▶ _RECORD EXTRACTS_
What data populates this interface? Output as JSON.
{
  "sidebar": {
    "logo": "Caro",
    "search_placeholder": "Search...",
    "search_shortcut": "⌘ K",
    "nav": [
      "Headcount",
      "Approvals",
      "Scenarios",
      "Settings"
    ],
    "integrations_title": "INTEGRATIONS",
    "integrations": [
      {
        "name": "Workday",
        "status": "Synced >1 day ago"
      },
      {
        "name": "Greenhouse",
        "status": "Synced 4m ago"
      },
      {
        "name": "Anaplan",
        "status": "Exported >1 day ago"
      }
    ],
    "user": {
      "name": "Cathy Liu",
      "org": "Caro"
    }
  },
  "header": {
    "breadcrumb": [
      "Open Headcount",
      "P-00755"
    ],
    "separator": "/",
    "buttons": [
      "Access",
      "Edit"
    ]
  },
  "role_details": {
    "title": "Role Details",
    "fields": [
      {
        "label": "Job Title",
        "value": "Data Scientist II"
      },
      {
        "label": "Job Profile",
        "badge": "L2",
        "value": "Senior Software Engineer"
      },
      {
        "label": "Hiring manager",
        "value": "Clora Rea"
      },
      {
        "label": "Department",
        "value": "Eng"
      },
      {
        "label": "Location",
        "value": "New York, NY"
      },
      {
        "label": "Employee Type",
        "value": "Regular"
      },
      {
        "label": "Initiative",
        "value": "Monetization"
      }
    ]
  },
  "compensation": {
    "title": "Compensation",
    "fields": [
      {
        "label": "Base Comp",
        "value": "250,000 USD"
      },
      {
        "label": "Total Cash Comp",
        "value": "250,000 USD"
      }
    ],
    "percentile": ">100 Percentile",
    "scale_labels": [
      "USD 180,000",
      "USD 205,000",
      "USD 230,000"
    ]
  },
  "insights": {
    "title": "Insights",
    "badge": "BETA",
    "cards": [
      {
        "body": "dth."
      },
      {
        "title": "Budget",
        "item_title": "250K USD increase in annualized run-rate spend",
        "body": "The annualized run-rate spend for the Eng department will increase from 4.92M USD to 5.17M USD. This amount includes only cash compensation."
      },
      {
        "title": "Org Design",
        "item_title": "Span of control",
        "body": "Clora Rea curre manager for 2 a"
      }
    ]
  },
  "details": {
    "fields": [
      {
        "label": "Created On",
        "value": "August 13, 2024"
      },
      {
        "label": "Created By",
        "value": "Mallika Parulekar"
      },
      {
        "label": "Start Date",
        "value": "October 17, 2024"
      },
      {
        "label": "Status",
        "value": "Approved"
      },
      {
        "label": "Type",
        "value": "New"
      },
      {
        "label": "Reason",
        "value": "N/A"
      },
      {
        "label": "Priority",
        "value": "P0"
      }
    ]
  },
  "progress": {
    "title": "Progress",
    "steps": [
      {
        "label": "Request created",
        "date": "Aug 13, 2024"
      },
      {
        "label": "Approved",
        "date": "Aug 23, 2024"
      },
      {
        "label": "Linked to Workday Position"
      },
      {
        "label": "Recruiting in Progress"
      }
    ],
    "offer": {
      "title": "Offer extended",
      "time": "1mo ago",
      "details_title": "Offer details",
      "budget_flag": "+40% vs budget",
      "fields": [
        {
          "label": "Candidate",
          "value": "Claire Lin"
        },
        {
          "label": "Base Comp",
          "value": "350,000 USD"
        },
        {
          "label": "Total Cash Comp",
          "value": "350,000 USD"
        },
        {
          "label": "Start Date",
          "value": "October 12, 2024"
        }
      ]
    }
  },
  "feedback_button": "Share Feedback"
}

▶ _GIVEN TASK_
Which lines above contain "Total"? Show each of them.

▶ _RESULT BELOW_
        "label": "Total Cash Comp",
          "label": "Total Cash Comp",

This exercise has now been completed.